▶ [EXERCISE GOAL]:
Repeat exactly, and only, the lines from the line containing "What text is on this page?" through the last line of the records below, including both.

[Stored items from a collection]
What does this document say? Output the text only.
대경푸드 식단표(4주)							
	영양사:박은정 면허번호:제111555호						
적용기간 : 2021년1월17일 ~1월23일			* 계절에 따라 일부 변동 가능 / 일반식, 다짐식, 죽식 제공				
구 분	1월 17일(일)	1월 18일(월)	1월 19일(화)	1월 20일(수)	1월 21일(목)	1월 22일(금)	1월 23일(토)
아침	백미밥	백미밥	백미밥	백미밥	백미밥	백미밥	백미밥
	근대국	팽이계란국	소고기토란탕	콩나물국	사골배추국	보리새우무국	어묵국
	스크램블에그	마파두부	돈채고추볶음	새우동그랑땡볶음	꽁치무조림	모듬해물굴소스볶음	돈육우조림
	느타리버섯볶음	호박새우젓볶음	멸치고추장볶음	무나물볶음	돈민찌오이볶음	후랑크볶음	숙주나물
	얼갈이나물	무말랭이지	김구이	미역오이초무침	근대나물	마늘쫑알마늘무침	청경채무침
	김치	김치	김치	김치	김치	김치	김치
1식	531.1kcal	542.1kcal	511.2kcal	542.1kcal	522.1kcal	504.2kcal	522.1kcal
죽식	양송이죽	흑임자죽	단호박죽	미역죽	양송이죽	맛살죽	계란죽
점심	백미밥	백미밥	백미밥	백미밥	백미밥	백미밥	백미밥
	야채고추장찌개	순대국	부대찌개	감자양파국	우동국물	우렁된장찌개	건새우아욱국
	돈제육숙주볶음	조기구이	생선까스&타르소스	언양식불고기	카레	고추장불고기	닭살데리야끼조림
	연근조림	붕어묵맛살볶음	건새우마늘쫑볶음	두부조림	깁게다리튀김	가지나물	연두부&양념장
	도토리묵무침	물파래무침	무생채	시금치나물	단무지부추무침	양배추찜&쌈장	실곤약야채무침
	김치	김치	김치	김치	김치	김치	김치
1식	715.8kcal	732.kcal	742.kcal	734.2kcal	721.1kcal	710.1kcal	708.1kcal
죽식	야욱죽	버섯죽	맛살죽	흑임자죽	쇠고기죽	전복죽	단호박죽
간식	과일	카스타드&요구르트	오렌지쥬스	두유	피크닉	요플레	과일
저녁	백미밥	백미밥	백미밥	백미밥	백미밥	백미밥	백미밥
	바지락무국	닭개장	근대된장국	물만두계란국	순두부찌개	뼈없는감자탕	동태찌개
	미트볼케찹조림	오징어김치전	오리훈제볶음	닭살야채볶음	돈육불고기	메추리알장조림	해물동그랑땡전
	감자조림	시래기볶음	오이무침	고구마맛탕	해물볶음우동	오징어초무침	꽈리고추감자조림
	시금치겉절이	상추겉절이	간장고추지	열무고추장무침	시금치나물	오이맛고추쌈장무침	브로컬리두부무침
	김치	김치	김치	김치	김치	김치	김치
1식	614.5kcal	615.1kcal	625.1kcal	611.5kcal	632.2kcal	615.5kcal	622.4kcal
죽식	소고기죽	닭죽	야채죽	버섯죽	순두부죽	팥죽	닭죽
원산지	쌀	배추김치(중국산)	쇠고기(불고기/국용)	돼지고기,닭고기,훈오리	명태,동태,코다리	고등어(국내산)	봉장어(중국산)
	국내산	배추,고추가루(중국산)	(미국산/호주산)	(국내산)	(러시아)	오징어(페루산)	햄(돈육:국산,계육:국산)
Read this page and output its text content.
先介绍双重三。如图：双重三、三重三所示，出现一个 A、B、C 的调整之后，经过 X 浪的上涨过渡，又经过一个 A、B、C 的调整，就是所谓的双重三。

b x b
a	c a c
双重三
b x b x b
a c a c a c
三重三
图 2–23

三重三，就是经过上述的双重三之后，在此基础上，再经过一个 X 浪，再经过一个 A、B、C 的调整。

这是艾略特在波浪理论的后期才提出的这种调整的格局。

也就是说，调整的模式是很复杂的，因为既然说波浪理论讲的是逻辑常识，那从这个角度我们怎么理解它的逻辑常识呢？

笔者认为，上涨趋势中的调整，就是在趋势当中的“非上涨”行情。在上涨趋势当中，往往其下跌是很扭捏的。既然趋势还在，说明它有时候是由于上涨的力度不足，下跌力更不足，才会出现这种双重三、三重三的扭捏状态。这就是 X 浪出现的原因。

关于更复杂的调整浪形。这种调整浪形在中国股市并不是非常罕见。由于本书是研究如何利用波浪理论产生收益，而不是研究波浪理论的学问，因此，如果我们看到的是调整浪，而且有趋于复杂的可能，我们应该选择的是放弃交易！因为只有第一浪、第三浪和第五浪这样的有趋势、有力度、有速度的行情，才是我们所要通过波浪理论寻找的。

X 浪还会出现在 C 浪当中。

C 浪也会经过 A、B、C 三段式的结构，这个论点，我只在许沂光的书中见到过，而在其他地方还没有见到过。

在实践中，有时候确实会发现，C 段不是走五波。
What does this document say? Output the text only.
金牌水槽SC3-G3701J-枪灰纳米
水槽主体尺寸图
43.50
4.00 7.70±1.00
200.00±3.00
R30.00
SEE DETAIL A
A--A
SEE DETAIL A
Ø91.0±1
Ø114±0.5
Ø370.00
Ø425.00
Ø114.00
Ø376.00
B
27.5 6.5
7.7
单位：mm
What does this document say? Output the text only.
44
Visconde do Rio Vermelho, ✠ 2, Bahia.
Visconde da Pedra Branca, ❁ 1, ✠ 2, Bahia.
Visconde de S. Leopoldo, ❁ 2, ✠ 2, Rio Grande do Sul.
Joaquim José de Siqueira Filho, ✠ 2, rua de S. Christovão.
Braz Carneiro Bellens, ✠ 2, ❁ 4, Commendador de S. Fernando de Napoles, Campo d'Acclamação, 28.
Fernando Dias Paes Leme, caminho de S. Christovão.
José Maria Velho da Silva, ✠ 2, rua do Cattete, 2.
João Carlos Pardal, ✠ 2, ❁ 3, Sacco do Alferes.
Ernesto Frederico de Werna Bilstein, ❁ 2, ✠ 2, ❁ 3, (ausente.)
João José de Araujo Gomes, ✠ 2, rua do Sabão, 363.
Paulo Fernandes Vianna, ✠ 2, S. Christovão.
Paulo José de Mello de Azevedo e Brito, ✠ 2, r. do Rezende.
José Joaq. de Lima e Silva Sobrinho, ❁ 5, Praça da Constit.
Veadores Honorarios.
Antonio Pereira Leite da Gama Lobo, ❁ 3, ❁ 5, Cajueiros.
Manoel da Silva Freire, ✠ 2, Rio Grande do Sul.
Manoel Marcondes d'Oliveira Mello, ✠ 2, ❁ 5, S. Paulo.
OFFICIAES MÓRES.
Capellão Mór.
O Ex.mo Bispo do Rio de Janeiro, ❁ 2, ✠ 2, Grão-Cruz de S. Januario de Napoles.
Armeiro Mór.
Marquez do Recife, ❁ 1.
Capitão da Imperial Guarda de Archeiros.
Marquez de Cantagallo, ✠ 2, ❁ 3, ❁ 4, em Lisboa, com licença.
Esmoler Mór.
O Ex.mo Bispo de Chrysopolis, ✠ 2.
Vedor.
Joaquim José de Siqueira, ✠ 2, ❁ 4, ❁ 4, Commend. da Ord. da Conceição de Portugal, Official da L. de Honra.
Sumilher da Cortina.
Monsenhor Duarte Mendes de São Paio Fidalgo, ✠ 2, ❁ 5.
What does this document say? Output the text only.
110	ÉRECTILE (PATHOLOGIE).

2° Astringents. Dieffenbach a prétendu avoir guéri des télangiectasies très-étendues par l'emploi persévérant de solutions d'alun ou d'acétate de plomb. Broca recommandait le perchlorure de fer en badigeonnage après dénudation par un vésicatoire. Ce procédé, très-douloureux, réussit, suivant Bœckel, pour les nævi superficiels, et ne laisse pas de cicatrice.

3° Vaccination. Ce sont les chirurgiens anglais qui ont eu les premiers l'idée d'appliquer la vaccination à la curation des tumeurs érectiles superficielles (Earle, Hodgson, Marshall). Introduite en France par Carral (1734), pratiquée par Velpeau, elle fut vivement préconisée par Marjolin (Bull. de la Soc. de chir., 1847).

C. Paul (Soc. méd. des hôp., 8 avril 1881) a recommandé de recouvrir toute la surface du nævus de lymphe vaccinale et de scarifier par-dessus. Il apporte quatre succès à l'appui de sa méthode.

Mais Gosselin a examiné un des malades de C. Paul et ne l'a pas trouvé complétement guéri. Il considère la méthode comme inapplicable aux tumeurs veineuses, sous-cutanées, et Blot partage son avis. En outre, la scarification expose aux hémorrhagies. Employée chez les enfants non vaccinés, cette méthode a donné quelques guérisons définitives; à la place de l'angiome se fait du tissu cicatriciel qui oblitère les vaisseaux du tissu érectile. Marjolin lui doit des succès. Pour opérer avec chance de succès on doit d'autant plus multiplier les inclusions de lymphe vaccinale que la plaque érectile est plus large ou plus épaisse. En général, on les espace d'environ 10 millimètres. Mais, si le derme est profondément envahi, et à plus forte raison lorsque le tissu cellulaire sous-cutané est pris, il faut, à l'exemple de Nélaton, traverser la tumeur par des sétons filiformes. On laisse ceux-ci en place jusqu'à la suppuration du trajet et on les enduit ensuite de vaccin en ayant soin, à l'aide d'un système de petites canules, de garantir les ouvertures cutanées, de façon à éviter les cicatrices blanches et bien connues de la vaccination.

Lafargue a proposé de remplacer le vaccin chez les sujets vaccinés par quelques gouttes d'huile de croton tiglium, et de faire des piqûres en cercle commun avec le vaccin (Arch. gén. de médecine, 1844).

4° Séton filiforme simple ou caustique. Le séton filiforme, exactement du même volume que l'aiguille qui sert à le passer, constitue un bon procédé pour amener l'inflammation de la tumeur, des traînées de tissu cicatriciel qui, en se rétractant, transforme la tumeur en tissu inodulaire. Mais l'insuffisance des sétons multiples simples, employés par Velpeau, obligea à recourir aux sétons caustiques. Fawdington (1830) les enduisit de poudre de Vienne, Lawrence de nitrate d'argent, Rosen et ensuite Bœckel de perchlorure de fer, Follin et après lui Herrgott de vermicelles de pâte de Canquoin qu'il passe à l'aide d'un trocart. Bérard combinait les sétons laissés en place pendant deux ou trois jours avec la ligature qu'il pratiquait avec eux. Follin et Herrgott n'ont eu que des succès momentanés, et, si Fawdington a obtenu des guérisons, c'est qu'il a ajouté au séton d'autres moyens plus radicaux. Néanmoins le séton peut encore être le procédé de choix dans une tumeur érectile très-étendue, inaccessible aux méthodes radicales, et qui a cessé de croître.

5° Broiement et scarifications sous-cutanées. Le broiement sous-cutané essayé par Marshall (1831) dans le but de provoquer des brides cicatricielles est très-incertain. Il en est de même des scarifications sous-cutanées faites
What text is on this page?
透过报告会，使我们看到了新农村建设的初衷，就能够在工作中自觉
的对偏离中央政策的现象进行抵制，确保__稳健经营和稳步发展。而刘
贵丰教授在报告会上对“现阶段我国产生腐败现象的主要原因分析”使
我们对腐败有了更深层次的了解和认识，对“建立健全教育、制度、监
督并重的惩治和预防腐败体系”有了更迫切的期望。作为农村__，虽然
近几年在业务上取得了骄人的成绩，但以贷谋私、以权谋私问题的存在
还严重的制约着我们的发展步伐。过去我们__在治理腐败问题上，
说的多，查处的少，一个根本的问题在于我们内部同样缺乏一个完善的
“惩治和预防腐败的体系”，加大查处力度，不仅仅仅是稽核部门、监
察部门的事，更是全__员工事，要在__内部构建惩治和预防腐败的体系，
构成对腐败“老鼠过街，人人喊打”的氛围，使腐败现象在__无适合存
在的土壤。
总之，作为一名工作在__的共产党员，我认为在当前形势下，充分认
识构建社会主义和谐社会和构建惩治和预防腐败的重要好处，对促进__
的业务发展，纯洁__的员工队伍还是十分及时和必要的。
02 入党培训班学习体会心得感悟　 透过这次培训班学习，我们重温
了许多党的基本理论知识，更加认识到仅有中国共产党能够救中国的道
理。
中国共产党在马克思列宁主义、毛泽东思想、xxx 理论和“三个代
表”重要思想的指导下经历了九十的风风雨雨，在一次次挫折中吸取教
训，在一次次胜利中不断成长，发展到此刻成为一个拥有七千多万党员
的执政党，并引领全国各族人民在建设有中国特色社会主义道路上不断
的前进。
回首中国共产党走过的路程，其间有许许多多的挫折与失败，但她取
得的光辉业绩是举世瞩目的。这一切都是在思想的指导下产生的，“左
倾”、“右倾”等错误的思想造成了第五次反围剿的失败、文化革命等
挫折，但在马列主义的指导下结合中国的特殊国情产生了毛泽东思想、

▶ [SOLUTION]:
What text is on this page?
透过报告会，使我们看到了新农村建设的初衷，就能够在工作中自觉
的对偏离中央政策的现象进行抵制，确保__稳健经营和稳步发展。而刘
贵丰教授在报告会上对“现阶段我国产生腐败现象的主要原因分析”使
我们对腐败有了更深层次的了解和认识，对“建立健全教育、制度、监
督并重的惩治和预防腐败体系”有了更迫切的期望。作为农村__，虽然
近几年在业务上取得了骄人的成绩，但以贷谋私、以权谋私问题的存在
还严重的制约着我们的发展步伐。过去我们__在治理腐败问题上，
说的多，查处的少，一个根本的问题在于我们内部同样缺乏一个完善的
“惩治和预防腐败的体系”，加大查处力度，不仅仅仅是稽核部门、监
察部门的事，更是全__员工事，要在__内部构建惩治和预防腐败的体系，
构成对腐败“老鼠过街，人人喊打”的氛围，使腐败现象在__无适合存
在的土壤。
总之，作为一名工作在__的共产党员，我认为在当前形势下，充分认
识构建社会主义和谐社会和构建惩治和预防腐败的重要好处，对促进__
的业务发展，纯洁__的员工队伍还是十分及时和必要的。
02 入党培训班学习体会心得感悟　 透过这次培训班学习，我们重温
了许多党的基本理论知识，更加认识到仅有中国共产党能够救中国的道
理。
中国共产党在马克思列宁主义、毛泽东思想、xxx 理论和“三个代
表”重要思想的指导下经历了九十的风风雨雨，在一次次挫折中吸取教
训，在一次次胜利中不断成长，发展到此刻成为一个拥有七千多万党员
的执政党，并引领全国各族人民在建设有中国特色社会主义道路上不断
的前进。
回首中国共产党走过的路程，其间有许许多多的挫折与失败，但她取
得的光辉业绩是举世瞩目的。这一切都是在思想的指导下产生的，“左
倾”、“右倾”等错误的思想造成了第五次反围剿的失败、文化革命等
挫折，但在马列主义的指导下结合中国的特殊国情产生了毛泽东思想、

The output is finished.